- Aim of the task -
Report only the number of lines in this material that include "给与口粮".

- Given data -
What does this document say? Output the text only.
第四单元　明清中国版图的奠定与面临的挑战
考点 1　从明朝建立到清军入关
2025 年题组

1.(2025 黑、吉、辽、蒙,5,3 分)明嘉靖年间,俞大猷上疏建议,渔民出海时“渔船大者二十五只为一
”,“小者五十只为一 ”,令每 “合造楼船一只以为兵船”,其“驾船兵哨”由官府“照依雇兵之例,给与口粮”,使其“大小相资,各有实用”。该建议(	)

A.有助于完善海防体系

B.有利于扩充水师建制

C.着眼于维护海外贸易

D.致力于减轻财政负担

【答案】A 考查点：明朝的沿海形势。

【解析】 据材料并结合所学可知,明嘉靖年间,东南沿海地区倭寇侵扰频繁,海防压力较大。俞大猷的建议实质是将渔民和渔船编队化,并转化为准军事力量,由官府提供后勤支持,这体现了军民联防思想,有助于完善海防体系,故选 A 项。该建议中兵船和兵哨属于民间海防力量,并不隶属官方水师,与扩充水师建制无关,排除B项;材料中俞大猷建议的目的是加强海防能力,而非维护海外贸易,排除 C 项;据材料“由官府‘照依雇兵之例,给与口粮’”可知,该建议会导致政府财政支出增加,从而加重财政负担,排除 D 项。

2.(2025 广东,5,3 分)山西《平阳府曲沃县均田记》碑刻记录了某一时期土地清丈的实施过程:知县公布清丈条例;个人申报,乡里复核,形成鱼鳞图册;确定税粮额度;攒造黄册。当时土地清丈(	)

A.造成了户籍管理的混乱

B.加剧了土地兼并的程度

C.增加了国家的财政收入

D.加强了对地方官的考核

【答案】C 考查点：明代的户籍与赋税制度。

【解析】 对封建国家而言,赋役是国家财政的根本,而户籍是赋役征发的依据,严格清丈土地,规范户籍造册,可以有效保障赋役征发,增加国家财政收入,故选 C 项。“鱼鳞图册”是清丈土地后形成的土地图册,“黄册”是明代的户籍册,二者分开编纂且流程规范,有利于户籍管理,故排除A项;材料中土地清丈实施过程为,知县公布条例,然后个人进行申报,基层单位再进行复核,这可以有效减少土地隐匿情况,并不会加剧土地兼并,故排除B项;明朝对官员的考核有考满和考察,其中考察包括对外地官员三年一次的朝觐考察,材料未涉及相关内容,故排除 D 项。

- Output below -
2